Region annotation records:
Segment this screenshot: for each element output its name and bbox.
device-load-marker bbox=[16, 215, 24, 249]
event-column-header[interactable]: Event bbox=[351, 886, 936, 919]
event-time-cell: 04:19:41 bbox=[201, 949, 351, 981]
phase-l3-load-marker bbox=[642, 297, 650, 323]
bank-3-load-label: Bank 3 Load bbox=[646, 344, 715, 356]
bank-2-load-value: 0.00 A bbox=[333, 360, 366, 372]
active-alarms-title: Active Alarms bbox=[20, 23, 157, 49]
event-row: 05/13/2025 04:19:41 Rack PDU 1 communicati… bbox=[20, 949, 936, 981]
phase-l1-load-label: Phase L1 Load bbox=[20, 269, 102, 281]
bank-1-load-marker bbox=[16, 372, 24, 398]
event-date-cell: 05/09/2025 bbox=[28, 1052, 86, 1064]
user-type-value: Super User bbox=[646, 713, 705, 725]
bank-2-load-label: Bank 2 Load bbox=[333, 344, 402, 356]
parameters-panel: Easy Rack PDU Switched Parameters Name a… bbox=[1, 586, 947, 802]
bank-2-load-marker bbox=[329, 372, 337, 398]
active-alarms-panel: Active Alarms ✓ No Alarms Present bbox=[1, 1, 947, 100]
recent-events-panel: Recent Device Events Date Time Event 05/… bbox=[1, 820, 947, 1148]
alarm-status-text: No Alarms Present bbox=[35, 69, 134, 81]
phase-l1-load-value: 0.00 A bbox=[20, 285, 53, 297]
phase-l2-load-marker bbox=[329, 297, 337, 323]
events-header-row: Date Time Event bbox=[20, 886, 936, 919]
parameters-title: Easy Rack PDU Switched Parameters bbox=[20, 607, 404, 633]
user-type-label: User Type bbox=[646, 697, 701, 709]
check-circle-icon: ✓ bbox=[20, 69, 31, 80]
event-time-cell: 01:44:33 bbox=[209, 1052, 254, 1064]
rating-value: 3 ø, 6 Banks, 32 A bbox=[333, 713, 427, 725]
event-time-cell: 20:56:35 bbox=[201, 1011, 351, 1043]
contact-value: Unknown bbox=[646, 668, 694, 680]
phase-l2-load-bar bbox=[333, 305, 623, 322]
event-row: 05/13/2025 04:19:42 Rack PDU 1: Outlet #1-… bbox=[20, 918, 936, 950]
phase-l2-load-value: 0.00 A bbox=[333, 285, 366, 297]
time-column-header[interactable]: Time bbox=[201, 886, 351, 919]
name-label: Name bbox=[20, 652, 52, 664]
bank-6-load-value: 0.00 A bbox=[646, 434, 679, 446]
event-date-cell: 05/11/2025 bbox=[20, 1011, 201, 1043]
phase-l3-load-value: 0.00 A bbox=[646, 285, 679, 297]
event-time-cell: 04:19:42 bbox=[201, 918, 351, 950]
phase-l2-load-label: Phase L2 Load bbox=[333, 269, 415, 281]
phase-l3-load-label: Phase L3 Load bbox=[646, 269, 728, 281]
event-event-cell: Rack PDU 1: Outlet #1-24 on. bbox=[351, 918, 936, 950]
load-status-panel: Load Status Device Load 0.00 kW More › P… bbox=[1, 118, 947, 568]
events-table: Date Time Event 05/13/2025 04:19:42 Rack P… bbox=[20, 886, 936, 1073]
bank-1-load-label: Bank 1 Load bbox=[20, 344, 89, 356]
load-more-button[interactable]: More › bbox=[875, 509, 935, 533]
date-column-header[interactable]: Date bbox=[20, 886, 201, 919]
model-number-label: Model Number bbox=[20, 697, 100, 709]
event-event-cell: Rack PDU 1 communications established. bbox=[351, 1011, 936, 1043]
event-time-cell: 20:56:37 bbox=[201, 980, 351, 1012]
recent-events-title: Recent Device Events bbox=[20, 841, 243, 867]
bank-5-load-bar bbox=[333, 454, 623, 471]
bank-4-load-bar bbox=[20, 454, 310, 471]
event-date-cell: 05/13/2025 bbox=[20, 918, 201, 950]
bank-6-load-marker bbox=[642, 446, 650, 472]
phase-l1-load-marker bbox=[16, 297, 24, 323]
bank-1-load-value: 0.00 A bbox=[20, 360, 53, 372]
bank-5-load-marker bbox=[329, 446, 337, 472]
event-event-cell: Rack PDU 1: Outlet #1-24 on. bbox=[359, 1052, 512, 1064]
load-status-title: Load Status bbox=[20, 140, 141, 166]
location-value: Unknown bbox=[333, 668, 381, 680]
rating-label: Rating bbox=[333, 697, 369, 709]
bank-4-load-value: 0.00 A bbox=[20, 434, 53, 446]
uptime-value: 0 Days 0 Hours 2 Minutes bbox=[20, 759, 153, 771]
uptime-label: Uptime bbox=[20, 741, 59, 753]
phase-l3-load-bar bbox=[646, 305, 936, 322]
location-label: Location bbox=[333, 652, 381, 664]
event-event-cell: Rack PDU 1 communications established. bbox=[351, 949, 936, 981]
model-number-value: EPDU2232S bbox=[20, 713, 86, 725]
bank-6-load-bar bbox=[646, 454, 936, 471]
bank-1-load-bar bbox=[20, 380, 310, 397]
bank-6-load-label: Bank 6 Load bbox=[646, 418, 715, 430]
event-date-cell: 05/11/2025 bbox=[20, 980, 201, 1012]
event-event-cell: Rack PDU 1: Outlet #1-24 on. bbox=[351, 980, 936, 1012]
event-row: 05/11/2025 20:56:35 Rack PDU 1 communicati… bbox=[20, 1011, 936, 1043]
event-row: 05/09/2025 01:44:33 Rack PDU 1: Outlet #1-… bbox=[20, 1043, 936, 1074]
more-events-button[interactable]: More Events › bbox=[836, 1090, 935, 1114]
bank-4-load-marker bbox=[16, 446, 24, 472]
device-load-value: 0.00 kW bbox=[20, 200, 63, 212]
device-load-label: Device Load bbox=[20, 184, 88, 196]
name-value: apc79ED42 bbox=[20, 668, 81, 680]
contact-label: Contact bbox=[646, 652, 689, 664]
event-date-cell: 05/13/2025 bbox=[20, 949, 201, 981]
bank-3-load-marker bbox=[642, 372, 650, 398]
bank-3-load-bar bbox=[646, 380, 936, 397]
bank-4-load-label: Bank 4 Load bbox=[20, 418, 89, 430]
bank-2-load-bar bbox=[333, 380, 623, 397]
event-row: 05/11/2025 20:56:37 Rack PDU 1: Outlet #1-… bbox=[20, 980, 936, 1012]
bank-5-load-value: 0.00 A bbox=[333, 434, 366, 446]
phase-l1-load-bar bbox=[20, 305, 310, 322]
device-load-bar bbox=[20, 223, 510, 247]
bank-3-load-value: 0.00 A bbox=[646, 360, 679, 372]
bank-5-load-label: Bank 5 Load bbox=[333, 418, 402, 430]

YOUR INSTRUCTIONS =
Reproduce every line of the items above, from the first one down through the line containing "active-alarms-title: Active Alarms", including both of those lines.

SOLUTION TO THIS TASK =
Segment this screenshot: for each element output its name and bbox.
device-load-marker bbox=[16, 215, 24, 249]
event-column-header[interactable]: Event bbox=[351, 886, 936, 919]
event-time-cell: 04:19:41 bbox=[201, 949, 351, 981]
phase-l3-load-marker bbox=[642, 297, 650, 323]
bank-3-load-label: Bank 3 Load bbox=[646, 344, 715, 356]
bank-2-load-value: 0.00 A bbox=[333, 360, 366, 372]
active-alarms-title: Active Alarms bbox=[20, 23, 157, 49]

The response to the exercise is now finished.